Stated goal: Return the listing below unchanged, minus its pictures.

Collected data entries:

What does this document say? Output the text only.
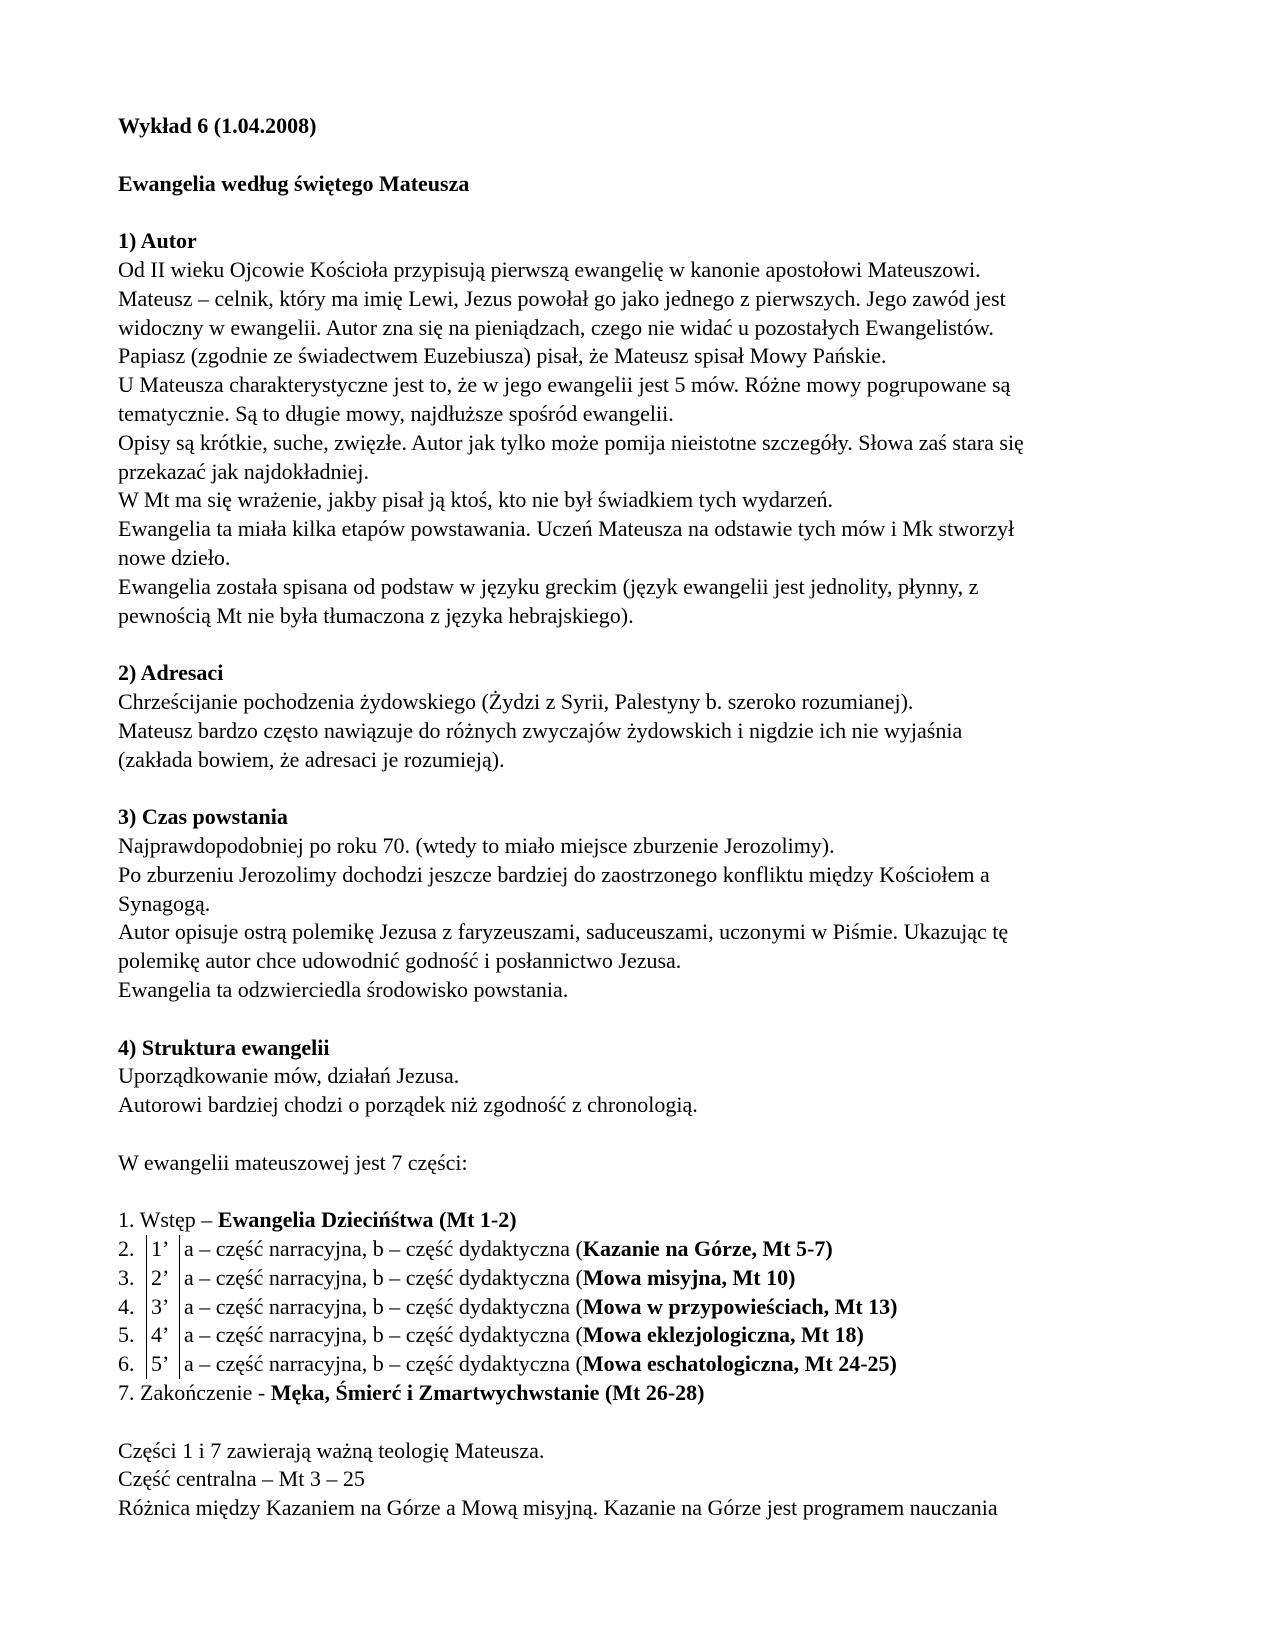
Wykład 6 (1.04.2008)
Ewangelia według świętego Mateusza
1) Autor
Od II wieku Ojcowie Kościoła przypisują pierwszą ewangelię w kanonie apostołowi Mateuszowi.
Mateusz – celnik, który ma imię Lewi, Jezus powołał go jako jednego z pierwszych. Jego zawód jest
widoczny w ewangelii. Autor zna się na pieniądzach, czego nie widać u pozostałych Ewangelistów.
Papiasz (zgodnie ze świadectwem Euzebiusza) pisał, że Mateusz spisał Mowy Pańskie.
U Mateusza charakterystyczne jest to, że w jego ewangelii jest 5 mów. Różne mowy pogrupowane są
tematycznie. Są to długie mowy, najdłuższe spośród ewangelii.
Opisy są krótkie, suche, zwięzłe. Autor jak tylko może pomija nieistotne szczegóły. Słowa zaś stara się
przekazać jak najdokładniej.
W Mt ma się wrażenie, jakby pisał ją ktoś, kto nie był świadkiem tych wydarzeń.
Ewangelia ta miała kilka etapów powstawania. Uczeń Mateusza na odstawie tych mów i Mk stworzył
nowe dzieło.
Ewangelia została spisana od podstaw w języku greckim (język ewangelii jest jednolity, płynny, z
pewnością Mt nie była tłumaczona z języka hebrajskiego).
2) Adresaci
Chrześcijanie pochodzenia żydowskiego (Żydzi z Syrii, Palestyny b. szeroko rozumianej).
Mateusz bardzo często nawiązuje do różnych zwyczajów żydowskich i nigdzie ich nie wyjaśnia
(zakłada bowiem, że adresaci je rozumieją).
3) Czas powstania
Najprawdopodobniej po roku 70. (wtedy to miało miejsce zburzenie Jerozolimy).
Po zburzeniu Jerozolimy dochodzi jeszcze bardziej do zaostrzonego konfliktu między Kościołem a
Synagogą.
Autor opisuje ostrą polemikę Jezusa z faryzeuszami, saduceuszami, uczonymi w Piśmie. Ukazując tę
polemikę autor chce udowodnić godność i posłannictwo Jezusa.
Ewangelia ta odzwierciedla środowisko powstania.
4) Struktura ewangelii
Uporządkowanie mów, działań Jezusa.
Autorowi bardziej chodzi o porządek niż zgodność z chronologią.
W ewangelii mateuszowej jest 7 części:
1. Wstęp – Ewangelia Dziecińśtwa (Mt 1-2)
2. 1’ a – część narracyjna, b – część dydaktyczna (Kazanie na Górze, Mt 5-7)
3. 2’ a – część narracyjna, b – część dydaktyczna (Mowa misyjna, Mt 10)
4. 3’ a – część narracyjna, b – część dydaktyczna (Mowa w przypowieściach, Mt 13)
5. 4’ a – część narracyjna, b – część dydaktyczna (Mowa eklezjologiczna, Mt 18)
6. 5’ a – część narracyjna, b – część dydaktyczna (Mowa eschatologiczna, Mt 24-25)
7. Zakończenie - Męka, Śmierć i Zmartwychwstanie (Mt 26-28)
Części 1 i 7 zawierają ważną teologię Mateusza.
Część centralna – Mt 3 – 25
Różnica między Kazaniem na Górze a Mową misyjną. Kazanie na Górze jest programem nauczania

Task solution:
What does this document say? Output the text only.
Wykład 6 (1.04.2008)
Ewangelia według świętego Mateusza
1) Autor
Od II wieku Ojcowie Kościoła przypisują pierwszą ewangelię w kanonie apostołowi Mateuszowi.
Mateusz – celnik, który ma imię Lewi, Jezus powołał go jako jednego z pierwszych. Jego zawód jest
widoczny w ewangelii. Autor zna się na pieniądzach, czego nie widać u pozostałych Ewangelistów.
Papiasz (zgodnie ze świadectwem Euzebiusza) pisał, że Mateusz spisał Mowy Pańskie.
U Mateusza charakterystyczne jest to, że w jego ewangelii jest 5 mów. Różne mowy pogrupowane są
tematycznie. Są to długie mowy, najdłuższe spośród ewangelii.
Opisy są krótkie, suche, zwięzłe. Autor jak tylko może pomija nieistotne szczegóły. Słowa zaś stara się
przekazać jak najdokładniej.
W Mt ma się wrażenie, jakby pisał ją ktoś, kto nie był świadkiem tych wydarzeń.
Ewangelia ta miała kilka etapów powstawania. Uczeń Mateusza na odstawie tych mów i Mk stworzył
nowe dzieło.
Ewangelia została spisana od podstaw w języku greckim (język ewangelii jest jednolity, płynny, z
pewnością Mt nie była tłumaczona z języka hebrajskiego).
2) Adresaci
Chrześcijanie pochodzenia żydowskiego (Żydzi z Syrii, Palestyny b. szeroko rozumianej).
Mateusz bardzo często nawiązuje do różnych zwyczajów żydowskich i nigdzie ich nie wyjaśnia
(zakłada bowiem, że adresaci je rozumieją).
3) Czas powstania
Najprawdopodobniej po roku 70. (wtedy to miało miejsce zburzenie Jerozolimy).
Po zburzeniu Jerozolimy dochodzi jeszcze bardziej do zaostrzonego konfliktu między Kościołem a
Synagogą.
Autor opisuje ostrą polemikę Jezusa z faryzeuszami, saduceuszami, uczonymi w Piśmie. Ukazując tę
polemikę autor chce udowodnić godność i posłannictwo Jezusa.
Ewangelia ta odzwierciedla środowisko powstania.
4) Struktura ewangelii
Uporządkowanie mów, działań Jezusa.
Autorowi bardziej chodzi o porządek niż zgodność z chronologią.
W ewangelii mateuszowej jest 7 części:
1. Wstęp – Ewangelia Dziecińśtwa (Mt 1-2)
2. 1’ a – część narracyjna, b – część dydaktyczna (Kazanie na Górze, Mt 5-7)
3. 2’ a – część narracyjna, b – część dydaktyczna (Mowa misyjna, Mt 10)
4. 3’ a – część narracyjna, b – część dydaktyczna (Mowa w przypowieściach, Mt 13)
5. 4’ a – część narracyjna, b – część dydaktyczna (Mowa eklezjologiczna, Mt 18)
6. 5’ a – część narracyjna, b – część dydaktyczna (Mowa eschatologiczna, Mt 24-25)
7. Zakończenie - Męka, Śmierć i Zmartwychwstanie (Mt 26-28)
Części 1 i 7 zawierają ważną teologię Mateusza.
Część centralna – Mt 3 – 25
Różnica między Kazaniem na Górze a Mową misyjną. Kazanie na Górze jest programem nauczania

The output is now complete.